Given exercise: Determine how many lines of the records include "attackers", and answer with the number alone.

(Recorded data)
┄┄┄┄┄┄┄┄┄┄
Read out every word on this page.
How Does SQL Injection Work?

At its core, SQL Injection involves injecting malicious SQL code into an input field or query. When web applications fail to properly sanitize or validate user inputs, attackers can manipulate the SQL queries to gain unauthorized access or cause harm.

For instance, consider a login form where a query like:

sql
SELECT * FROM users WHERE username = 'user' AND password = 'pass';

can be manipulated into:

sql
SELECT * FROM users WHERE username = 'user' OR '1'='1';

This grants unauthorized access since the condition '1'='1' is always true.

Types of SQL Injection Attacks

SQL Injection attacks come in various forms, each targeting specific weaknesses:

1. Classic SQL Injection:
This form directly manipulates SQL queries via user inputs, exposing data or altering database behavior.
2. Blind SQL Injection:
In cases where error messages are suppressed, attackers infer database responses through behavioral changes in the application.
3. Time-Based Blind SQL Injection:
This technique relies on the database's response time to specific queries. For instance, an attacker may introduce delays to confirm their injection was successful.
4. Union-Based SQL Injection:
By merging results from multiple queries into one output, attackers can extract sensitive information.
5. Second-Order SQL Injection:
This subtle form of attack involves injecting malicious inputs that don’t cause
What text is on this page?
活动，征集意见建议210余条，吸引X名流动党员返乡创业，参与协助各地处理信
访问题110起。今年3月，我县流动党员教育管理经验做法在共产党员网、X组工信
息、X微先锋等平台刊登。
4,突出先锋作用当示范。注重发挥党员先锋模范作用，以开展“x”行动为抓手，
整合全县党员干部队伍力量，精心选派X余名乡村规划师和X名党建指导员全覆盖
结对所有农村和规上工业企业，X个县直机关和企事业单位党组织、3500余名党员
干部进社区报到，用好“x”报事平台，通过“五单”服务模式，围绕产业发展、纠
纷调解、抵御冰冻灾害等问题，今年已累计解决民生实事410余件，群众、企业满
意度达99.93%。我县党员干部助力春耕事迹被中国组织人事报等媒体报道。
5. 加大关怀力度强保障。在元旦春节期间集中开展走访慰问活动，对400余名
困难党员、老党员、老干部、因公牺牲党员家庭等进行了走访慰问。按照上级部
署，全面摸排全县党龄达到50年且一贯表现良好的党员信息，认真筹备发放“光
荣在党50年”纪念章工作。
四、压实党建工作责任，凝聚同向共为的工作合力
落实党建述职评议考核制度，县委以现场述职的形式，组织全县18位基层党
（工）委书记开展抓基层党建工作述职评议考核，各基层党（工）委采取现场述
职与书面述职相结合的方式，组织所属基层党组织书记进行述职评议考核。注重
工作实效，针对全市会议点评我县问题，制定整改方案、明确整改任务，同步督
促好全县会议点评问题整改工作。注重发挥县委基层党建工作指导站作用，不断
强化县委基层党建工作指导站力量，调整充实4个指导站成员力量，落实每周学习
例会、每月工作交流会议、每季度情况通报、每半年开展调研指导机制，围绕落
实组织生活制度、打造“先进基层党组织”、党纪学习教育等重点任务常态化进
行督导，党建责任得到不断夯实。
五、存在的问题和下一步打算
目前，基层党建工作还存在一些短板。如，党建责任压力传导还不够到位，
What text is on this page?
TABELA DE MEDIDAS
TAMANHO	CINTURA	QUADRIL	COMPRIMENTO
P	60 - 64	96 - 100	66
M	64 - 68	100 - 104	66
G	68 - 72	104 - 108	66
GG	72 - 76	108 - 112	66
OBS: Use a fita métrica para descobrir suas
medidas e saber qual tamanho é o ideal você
┄┄┄┄┄┄┄┄┄┄
Full output: 3